## Start Records for processing

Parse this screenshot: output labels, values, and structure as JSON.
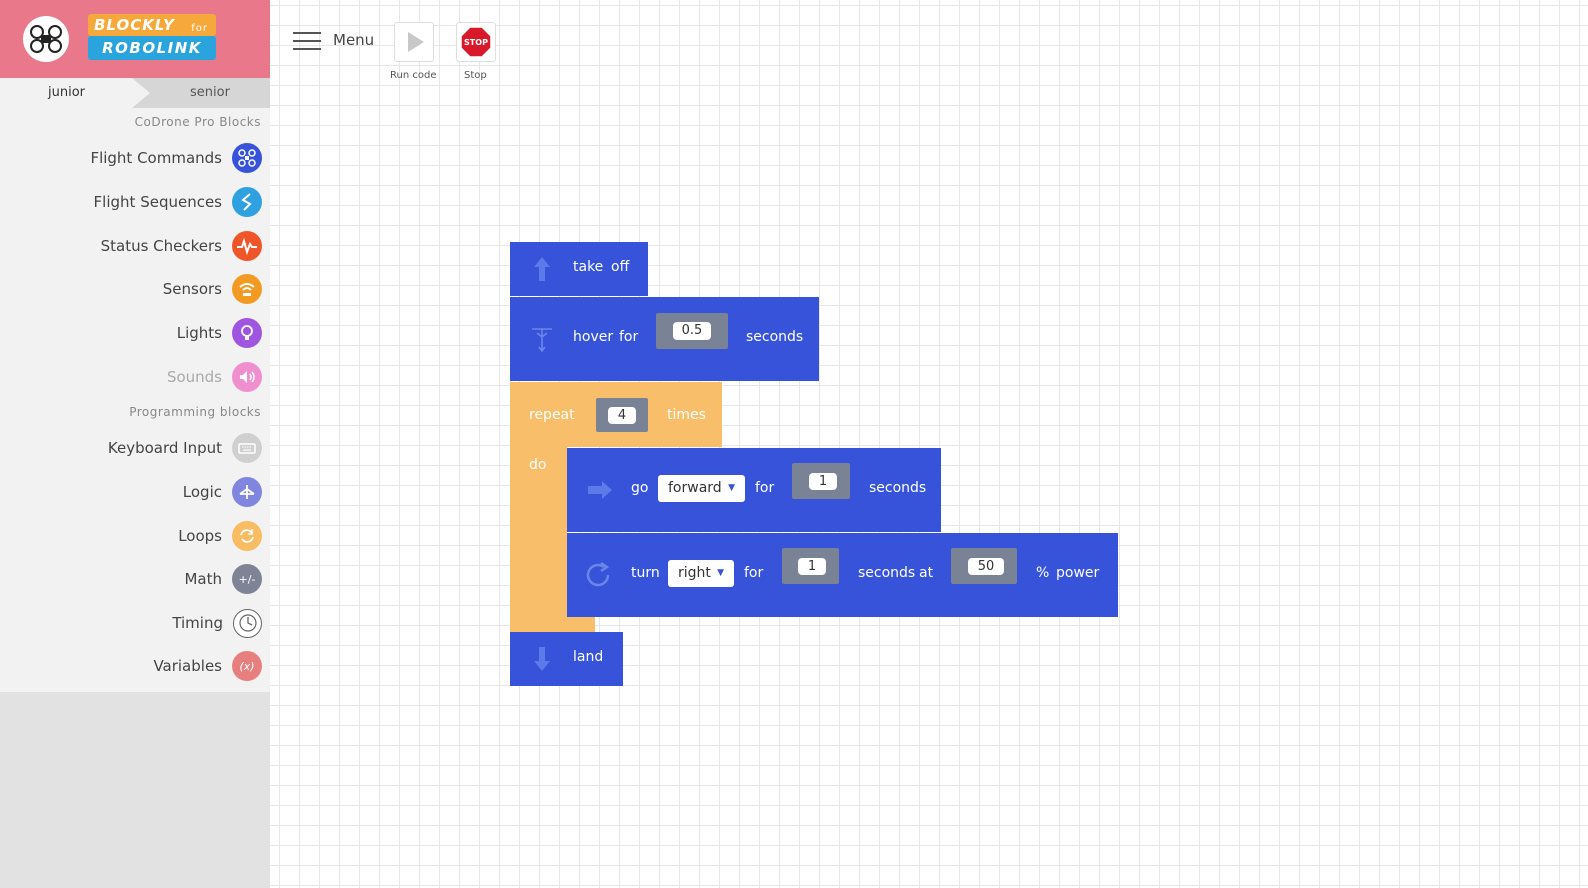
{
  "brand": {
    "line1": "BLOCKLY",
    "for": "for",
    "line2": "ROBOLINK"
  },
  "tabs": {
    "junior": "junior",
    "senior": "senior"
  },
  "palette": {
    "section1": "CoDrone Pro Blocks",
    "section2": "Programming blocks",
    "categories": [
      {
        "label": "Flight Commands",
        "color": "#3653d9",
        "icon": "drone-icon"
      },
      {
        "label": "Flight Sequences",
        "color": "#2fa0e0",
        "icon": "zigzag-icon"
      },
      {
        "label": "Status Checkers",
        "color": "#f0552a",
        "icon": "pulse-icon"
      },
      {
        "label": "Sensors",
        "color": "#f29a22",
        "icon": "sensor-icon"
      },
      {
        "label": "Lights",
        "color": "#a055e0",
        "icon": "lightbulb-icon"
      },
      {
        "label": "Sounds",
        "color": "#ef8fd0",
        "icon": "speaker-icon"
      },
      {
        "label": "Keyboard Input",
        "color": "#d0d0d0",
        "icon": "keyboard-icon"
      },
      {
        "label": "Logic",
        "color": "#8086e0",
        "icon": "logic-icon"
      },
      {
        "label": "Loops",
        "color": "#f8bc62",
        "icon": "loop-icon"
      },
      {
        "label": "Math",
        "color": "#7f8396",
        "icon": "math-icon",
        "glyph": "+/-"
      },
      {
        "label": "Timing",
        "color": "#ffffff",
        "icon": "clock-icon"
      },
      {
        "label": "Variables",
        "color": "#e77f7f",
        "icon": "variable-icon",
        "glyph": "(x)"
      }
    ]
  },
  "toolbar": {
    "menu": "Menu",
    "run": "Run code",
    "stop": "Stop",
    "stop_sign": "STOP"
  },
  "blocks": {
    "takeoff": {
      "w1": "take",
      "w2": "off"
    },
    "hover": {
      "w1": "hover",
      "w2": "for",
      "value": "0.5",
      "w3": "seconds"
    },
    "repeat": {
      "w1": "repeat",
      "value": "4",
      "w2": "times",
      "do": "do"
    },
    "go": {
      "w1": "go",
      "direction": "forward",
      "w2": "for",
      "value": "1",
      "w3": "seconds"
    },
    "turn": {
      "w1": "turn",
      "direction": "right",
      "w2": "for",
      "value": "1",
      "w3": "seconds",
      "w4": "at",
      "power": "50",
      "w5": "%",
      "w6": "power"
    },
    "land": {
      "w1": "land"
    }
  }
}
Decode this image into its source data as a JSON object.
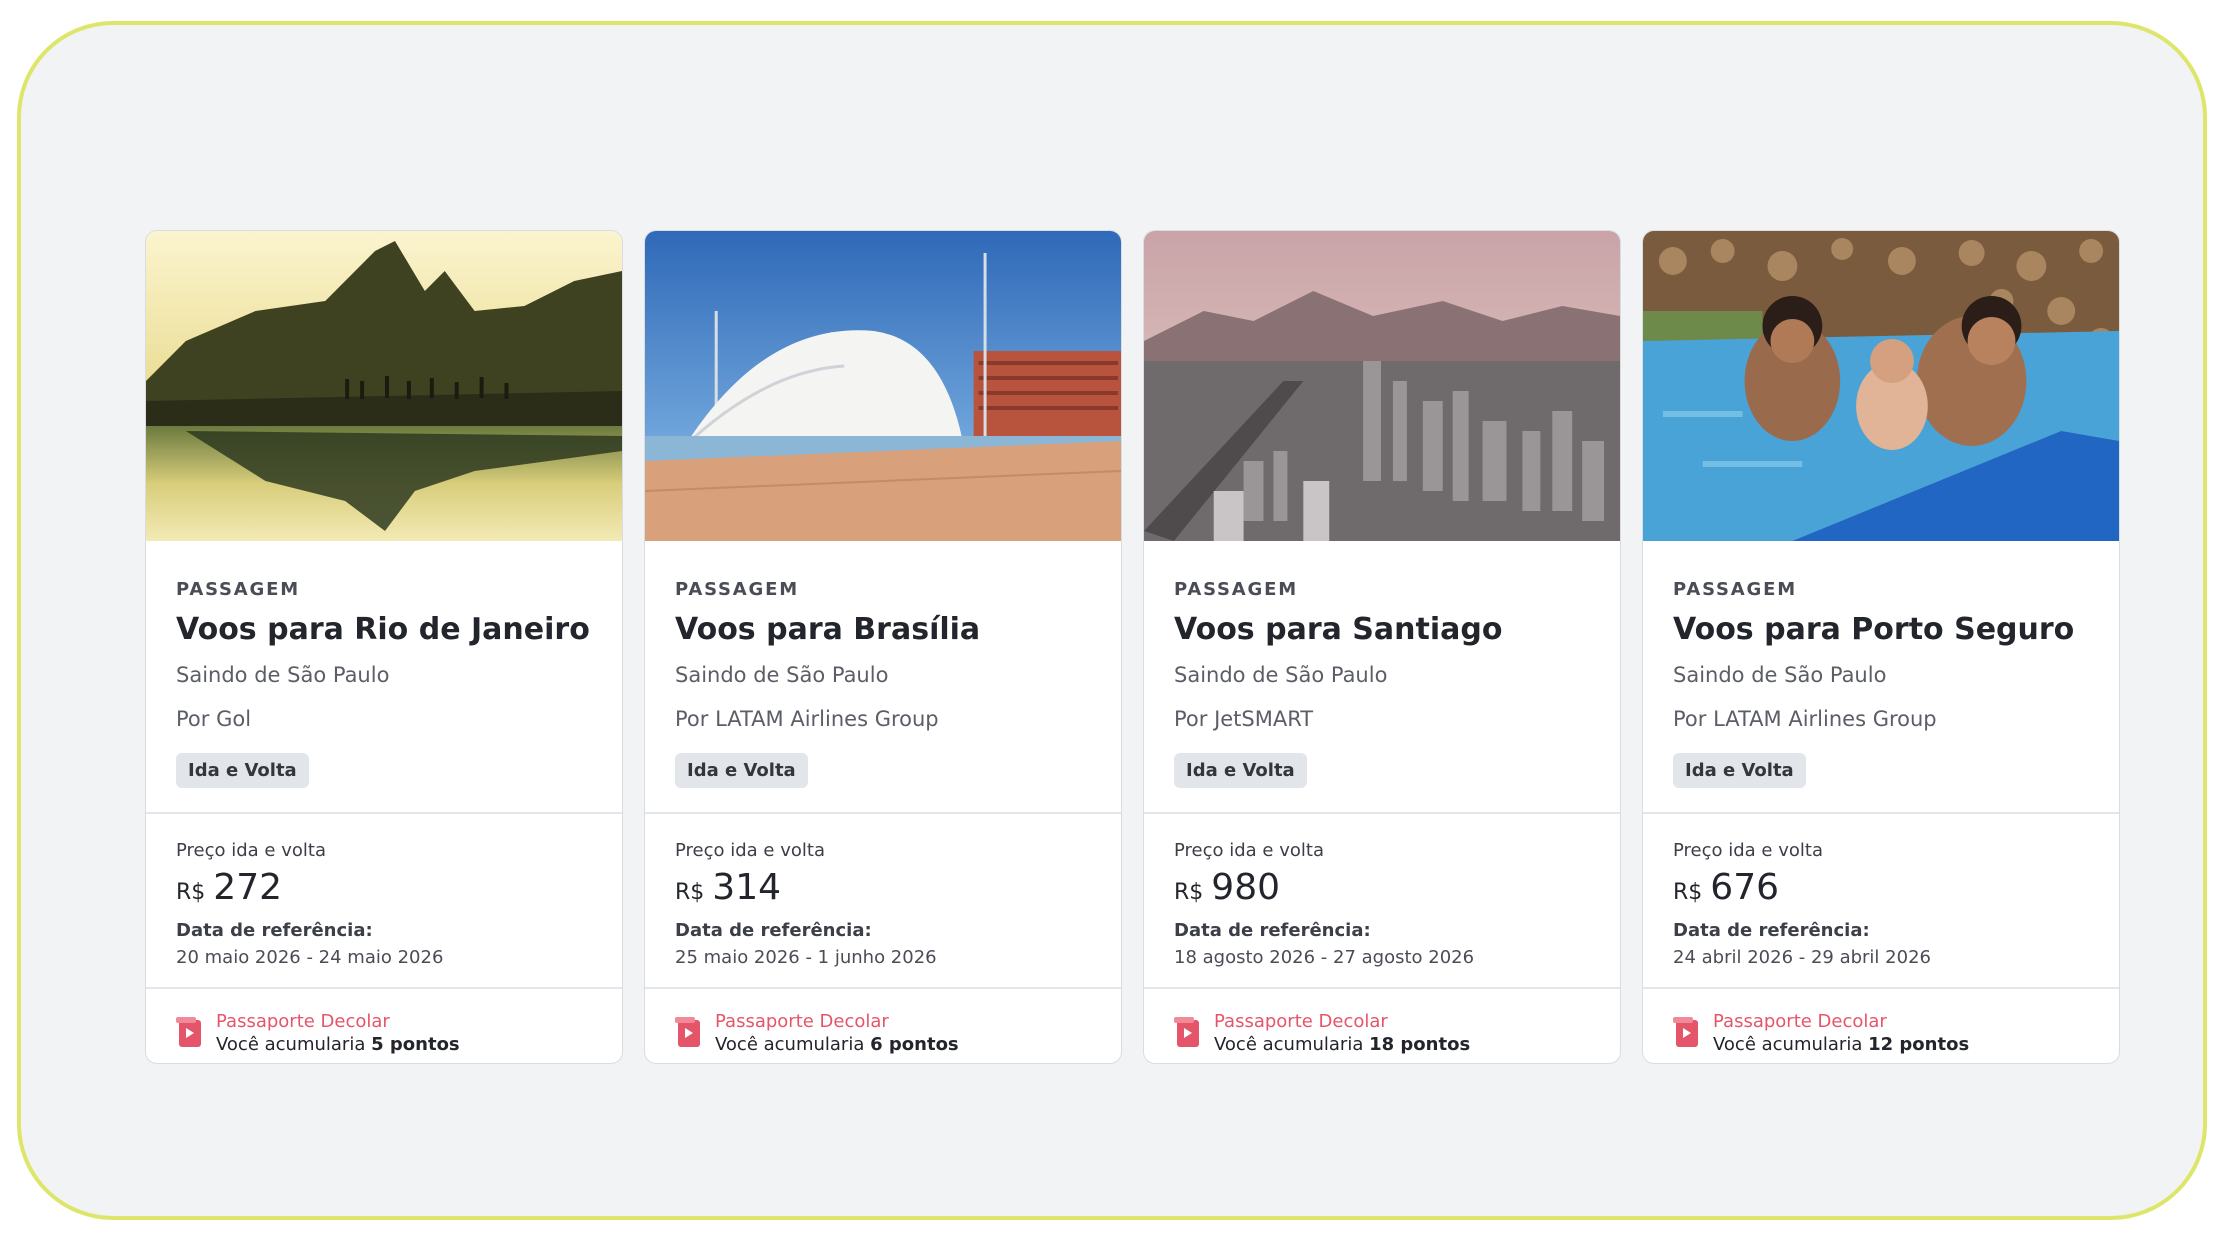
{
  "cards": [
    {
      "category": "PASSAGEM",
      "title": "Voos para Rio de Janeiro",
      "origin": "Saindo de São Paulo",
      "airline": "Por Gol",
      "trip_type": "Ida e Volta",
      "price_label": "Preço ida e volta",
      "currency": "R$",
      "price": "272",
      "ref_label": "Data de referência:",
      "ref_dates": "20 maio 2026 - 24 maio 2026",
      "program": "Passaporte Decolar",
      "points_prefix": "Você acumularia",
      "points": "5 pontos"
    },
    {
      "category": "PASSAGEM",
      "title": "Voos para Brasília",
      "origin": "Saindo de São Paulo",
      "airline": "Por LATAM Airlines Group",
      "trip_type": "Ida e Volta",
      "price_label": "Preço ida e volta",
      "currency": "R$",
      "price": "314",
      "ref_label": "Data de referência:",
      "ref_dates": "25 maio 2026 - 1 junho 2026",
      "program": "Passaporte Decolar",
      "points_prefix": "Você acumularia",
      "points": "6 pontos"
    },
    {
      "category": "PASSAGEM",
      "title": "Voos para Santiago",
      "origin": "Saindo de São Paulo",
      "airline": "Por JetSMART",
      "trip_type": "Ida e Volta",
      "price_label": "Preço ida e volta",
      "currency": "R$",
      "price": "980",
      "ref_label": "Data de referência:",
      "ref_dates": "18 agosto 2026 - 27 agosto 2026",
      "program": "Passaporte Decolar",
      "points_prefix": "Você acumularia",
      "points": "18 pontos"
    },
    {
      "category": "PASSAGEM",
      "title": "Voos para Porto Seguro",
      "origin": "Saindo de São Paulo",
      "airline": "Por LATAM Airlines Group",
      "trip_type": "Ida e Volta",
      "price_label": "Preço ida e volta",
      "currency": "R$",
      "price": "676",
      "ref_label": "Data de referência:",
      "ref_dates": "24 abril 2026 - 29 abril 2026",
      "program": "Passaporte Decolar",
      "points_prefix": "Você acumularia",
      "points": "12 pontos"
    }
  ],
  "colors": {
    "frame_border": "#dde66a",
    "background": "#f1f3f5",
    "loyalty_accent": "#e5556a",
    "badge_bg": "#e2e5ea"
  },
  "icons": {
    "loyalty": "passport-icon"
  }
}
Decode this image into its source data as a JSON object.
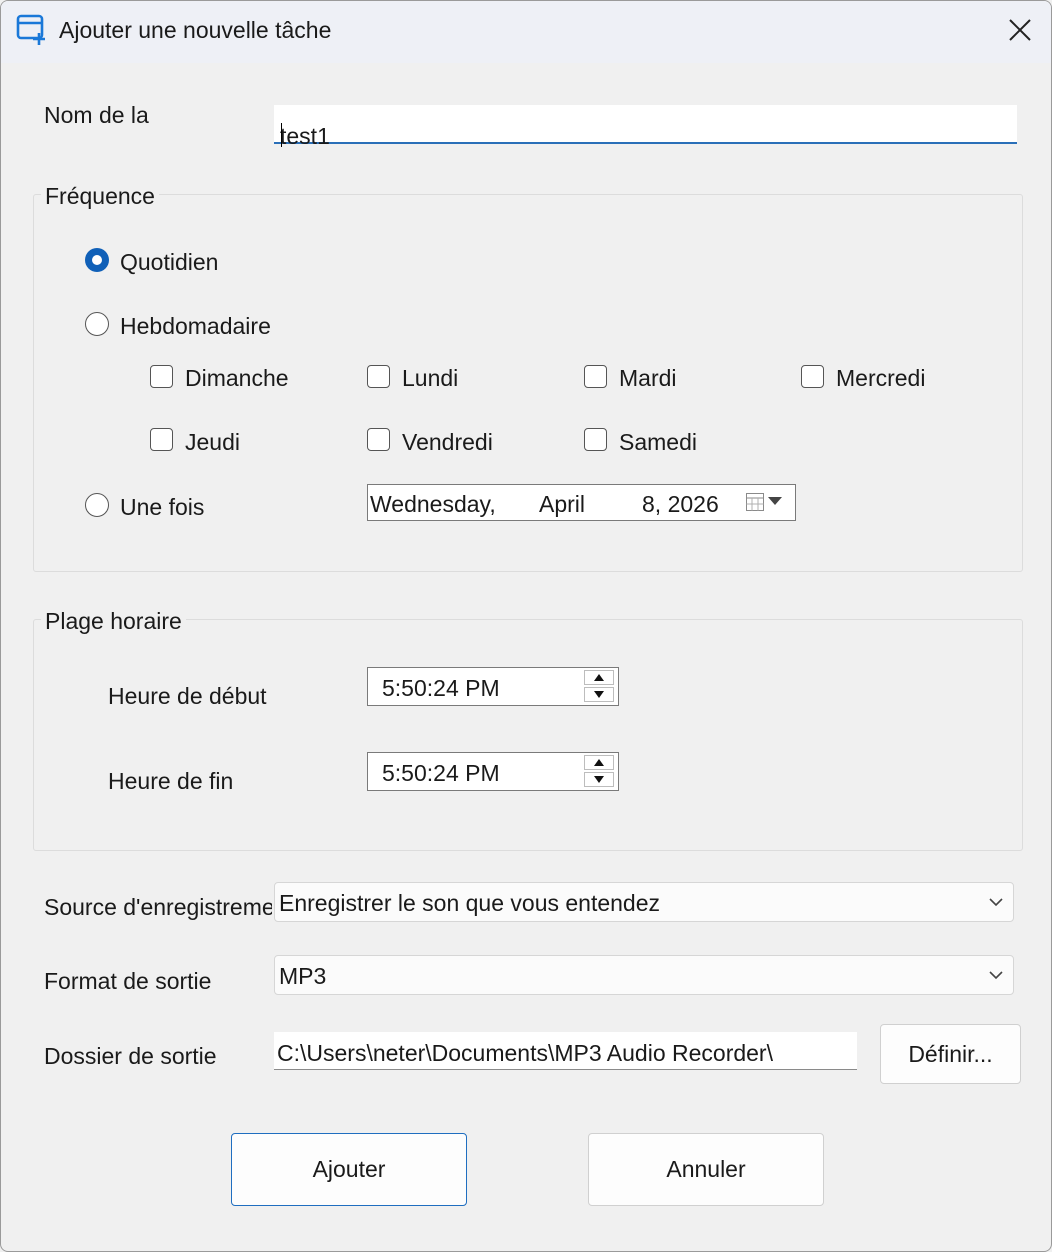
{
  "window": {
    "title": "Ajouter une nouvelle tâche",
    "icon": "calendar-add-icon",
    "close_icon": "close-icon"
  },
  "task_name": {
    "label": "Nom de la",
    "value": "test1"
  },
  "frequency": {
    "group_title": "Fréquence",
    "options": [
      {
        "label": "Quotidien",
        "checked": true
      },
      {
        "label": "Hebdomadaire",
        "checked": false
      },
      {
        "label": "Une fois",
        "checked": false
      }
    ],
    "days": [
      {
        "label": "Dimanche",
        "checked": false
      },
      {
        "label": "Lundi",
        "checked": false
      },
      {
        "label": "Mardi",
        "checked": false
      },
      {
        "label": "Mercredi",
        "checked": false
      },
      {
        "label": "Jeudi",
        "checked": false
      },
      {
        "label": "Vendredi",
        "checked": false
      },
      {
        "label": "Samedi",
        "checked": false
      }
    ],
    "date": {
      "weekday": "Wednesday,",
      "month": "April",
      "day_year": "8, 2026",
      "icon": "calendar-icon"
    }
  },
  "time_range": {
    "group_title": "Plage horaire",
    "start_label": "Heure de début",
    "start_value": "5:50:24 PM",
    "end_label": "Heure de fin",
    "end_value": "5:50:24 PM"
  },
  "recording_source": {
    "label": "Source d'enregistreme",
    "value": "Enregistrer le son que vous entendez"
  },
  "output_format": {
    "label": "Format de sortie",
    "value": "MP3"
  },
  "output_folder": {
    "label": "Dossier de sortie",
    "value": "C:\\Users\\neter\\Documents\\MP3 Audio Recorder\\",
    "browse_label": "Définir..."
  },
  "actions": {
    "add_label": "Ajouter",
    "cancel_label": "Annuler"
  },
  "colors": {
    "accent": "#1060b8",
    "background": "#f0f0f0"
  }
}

## End Records for processing

*Exercise details*
Among the lines of the material, find those that hold the word "Flight" and copy them.

*Solution to this task*
        "label": "Flight Commands",
        "label": "Flight Sequences",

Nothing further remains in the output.